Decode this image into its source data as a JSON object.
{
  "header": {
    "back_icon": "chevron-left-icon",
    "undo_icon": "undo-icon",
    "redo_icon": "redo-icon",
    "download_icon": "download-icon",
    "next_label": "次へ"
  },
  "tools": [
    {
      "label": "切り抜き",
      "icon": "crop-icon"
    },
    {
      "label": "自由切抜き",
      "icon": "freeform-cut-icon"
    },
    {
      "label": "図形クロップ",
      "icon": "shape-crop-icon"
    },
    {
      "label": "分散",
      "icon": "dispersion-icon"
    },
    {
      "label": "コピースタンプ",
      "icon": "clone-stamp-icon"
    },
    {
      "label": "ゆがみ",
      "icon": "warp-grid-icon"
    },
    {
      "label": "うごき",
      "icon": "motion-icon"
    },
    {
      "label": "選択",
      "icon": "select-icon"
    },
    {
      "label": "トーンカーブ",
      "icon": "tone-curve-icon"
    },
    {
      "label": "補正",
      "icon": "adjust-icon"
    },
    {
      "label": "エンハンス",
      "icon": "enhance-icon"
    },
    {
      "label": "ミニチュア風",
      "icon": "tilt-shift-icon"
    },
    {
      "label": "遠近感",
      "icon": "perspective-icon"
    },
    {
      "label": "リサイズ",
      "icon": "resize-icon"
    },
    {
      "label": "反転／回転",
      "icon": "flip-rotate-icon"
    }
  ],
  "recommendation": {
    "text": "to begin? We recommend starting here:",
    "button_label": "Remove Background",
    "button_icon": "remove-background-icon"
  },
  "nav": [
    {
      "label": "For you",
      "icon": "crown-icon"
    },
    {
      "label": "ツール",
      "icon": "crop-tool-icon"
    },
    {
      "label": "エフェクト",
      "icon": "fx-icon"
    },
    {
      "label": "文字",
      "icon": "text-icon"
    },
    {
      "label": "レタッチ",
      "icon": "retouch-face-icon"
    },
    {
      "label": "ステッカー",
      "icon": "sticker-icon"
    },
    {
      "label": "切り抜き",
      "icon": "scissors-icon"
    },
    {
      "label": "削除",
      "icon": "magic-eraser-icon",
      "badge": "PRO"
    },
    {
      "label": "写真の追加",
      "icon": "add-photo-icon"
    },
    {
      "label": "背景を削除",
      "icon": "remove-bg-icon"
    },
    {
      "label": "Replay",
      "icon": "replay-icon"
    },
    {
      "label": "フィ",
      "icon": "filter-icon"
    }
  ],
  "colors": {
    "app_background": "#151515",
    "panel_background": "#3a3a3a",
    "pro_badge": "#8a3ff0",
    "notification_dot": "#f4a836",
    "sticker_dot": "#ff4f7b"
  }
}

********************

Output all of the data again, exactly.

Decode this image into its source data as a JSON object.
{
  "header": {
    "back_icon": "chevron-left-icon",
    "undo_icon": "undo-icon",
    "redo_icon": "redo-icon",
    "download_icon": "download-icon",
    "next_label": "次へ"
  },
  "tools": [
    {
      "label": "切り抜き",
      "icon": "crop-icon"
    },
    {
      "label": "自由切抜き",
      "icon": "freeform-cut-icon"
    },
    {
      "label": "図形クロップ",
      "icon": "shape-crop-icon"
    },
    {
      "label": "分散",
      "icon": "dispersion-icon"
    },
    {
      "label": "コピースタンプ",
      "icon": "clone-stamp-icon"
    },
    {
      "label": "ゆがみ",
      "icon": "warp-grid-icon"
    },
    {
      "label": "うごき",
      "icon": "motion-icon"
    },
    {
      "label": "選択",
      "icon": "select-icon"
    },
    {
      "label": "トーンカーブ",
      "icon": "tone-curve-icon"
    },
    {
      "label": "補正",
      "icon": "adjust-icon"
    },
    {
      "label": "エンハンス",
      "icon": "enhance-icon"
    },
    {
      "label": "ミニチュア風",
      "icon": "tilt-shift-icon"
    },
    {
      "label": "遠近感",
      "icon": "perspective-icon"
    },
    {
      "label": "リサイズ",
      "icon": "resize-icon"
    },
    {
      "label": "反転／回転",
      "icon": "flip-rotate-icon"
    }
  ],
  "recommendation": {
    "text": "to begin? We recommend starting here:",
    "button_label": "Remove Background",
    "button_icon": "remove-background-icon"
  },
  "nav": [
    {
      "label": "For you",
      "icon": "crown-icon"
    },
    {
      "label": "ツール",
      "icon": "crop-tool-icon"
    },
    {
      "label": "エフェクト",
      "icon": "fx-icon"
    },
    {
      "label": "文字",
      "icon": "text-icon"
    },
    {
      "label": "レタッチ",
      "icon": "retouch-face-icon"
    },
    {
      "label": "ステッカー",
      "icon": "sticker-icon"
    },
    {
      "label": "切り抜き",
      "icon": "scissors-icon"
    },
    {
      "label": "削除",
      "icon": "magic-eraser-icon",
      "badge": "PRO"
    },
    {
      "label": "写真の追加",
      "icon": "add-photo-icon"
    },
    {
      "label": "背景を削除",
      "icon": "remove-bg-icon"
    },
    {
      "label": "Replay",
      "icon": "replay-icon"
    },
    {
      "label": "フィ",
      "icon": "filter-icon"
    }
  ],
  "colors": {
    "app_background": "#151515",
    "panel_background": "#3a3a3a",
    "pro_badge": "#8a3ff0",
    "notification_dot": "#f4a836",
    "sticker_dot": "#ff4f7b"
  }
}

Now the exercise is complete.